┌──

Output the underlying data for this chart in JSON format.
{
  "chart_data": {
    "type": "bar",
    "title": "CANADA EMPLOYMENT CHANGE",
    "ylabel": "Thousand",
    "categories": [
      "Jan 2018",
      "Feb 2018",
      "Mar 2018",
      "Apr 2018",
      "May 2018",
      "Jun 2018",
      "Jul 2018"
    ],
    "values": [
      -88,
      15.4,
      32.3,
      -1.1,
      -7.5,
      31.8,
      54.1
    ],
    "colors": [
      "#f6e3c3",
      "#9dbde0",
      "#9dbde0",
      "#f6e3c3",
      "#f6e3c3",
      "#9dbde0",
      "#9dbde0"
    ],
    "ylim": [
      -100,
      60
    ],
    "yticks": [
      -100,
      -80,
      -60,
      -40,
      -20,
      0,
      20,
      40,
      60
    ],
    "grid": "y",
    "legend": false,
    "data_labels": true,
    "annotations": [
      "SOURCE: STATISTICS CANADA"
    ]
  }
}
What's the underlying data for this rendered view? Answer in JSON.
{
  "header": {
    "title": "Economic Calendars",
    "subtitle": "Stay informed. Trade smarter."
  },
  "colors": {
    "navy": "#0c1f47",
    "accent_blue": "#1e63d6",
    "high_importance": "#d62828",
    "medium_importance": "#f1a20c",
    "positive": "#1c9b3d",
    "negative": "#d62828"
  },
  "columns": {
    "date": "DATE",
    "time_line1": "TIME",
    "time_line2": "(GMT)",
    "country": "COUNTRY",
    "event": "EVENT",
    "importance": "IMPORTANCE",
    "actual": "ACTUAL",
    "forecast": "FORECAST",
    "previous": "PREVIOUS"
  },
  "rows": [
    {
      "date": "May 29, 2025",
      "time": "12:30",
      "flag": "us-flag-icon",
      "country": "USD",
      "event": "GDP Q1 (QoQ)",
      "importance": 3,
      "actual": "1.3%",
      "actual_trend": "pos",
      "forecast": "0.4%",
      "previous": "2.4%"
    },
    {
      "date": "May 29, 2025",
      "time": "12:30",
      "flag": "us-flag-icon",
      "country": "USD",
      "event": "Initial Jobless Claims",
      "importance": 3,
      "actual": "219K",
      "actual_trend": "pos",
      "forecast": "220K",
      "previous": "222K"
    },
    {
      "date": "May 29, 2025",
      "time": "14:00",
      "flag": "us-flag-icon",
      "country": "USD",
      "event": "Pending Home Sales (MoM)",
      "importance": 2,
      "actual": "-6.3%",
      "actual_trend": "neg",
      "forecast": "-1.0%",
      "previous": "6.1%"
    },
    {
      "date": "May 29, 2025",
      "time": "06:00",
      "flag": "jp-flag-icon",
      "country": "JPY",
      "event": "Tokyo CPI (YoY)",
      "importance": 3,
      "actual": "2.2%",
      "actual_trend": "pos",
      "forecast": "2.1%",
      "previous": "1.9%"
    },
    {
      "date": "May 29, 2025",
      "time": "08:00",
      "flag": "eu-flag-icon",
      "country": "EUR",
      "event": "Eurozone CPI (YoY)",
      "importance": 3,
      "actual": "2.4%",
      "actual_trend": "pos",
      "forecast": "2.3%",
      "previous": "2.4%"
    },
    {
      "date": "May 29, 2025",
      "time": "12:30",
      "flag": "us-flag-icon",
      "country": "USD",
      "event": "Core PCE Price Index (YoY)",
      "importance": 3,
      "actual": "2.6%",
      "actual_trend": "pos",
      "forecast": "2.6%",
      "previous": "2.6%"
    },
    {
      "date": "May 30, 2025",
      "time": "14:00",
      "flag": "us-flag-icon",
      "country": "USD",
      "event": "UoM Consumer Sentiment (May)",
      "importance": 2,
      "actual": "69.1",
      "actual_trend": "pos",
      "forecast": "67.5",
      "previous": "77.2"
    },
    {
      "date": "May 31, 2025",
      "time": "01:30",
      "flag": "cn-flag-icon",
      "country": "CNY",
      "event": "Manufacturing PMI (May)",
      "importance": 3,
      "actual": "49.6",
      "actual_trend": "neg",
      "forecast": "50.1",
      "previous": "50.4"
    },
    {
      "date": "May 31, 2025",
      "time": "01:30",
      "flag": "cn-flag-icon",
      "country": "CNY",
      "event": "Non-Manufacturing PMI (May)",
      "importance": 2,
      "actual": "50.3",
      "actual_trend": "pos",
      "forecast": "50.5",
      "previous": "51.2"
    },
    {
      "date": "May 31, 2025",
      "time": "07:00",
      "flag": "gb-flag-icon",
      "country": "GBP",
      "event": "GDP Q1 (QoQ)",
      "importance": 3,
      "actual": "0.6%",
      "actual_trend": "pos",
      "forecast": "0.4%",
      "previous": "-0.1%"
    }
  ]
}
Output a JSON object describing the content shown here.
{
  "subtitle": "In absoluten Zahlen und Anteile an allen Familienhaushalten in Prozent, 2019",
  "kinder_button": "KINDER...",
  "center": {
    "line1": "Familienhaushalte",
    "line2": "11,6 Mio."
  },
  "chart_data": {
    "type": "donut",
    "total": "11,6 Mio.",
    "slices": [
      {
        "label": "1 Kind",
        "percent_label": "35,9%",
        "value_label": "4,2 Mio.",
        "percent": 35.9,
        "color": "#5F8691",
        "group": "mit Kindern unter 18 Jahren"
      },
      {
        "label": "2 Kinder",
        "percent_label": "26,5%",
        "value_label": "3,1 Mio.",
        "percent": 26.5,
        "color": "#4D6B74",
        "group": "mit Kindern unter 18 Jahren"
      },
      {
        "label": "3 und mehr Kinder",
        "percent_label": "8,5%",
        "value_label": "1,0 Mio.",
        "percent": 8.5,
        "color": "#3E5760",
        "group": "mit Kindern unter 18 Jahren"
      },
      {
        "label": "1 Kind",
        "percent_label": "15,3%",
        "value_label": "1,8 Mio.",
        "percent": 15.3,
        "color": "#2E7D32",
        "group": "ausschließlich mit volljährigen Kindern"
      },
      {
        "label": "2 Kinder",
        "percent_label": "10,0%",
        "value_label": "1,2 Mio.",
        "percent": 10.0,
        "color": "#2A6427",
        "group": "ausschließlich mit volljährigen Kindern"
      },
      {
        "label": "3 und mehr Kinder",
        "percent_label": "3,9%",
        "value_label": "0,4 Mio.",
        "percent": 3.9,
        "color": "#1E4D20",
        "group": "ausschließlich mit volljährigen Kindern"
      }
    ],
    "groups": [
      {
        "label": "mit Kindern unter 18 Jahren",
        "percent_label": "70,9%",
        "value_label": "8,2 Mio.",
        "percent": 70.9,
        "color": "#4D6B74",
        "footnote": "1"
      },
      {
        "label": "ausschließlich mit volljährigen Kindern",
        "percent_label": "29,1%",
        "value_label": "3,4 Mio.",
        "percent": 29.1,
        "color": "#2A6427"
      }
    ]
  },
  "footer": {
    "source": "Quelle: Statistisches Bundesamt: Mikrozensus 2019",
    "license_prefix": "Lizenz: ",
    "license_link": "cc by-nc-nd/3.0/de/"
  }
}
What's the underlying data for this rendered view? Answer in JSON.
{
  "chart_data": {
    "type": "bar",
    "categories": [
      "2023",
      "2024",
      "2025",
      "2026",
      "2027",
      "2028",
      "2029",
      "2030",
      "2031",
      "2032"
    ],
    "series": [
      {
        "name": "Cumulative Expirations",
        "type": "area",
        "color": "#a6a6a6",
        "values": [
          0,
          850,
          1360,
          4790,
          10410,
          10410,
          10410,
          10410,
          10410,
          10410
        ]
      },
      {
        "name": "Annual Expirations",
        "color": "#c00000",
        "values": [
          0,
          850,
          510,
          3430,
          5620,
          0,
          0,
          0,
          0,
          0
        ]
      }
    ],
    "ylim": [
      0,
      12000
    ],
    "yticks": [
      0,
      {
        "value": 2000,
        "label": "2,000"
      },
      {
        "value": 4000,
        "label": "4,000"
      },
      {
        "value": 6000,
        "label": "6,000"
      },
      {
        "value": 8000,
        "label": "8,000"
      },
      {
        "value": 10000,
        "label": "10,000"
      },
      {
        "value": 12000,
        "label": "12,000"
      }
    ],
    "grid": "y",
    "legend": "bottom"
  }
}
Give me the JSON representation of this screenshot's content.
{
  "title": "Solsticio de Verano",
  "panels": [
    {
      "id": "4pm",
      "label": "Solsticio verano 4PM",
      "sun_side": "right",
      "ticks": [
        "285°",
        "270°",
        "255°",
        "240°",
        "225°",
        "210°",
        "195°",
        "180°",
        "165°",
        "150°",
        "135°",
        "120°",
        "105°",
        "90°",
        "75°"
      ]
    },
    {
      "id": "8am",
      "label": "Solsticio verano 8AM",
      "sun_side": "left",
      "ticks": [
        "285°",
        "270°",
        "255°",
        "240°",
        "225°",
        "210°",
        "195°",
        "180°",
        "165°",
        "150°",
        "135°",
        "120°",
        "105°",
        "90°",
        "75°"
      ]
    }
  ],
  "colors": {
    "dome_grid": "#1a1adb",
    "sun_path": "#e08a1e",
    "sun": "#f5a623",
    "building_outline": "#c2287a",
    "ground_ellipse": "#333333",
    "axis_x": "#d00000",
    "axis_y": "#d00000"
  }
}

└──

**Instructions for the task:** Copy out every line from the records that has the word "this".

**Final result:**
Output the underlying data for this chart in JSON format.
What's the underlying data for this rendered view? Answer in JSON.
What's the underlying data for this rendered view? Answer in JSON.
Give me the JSON representation of this screenshot's content.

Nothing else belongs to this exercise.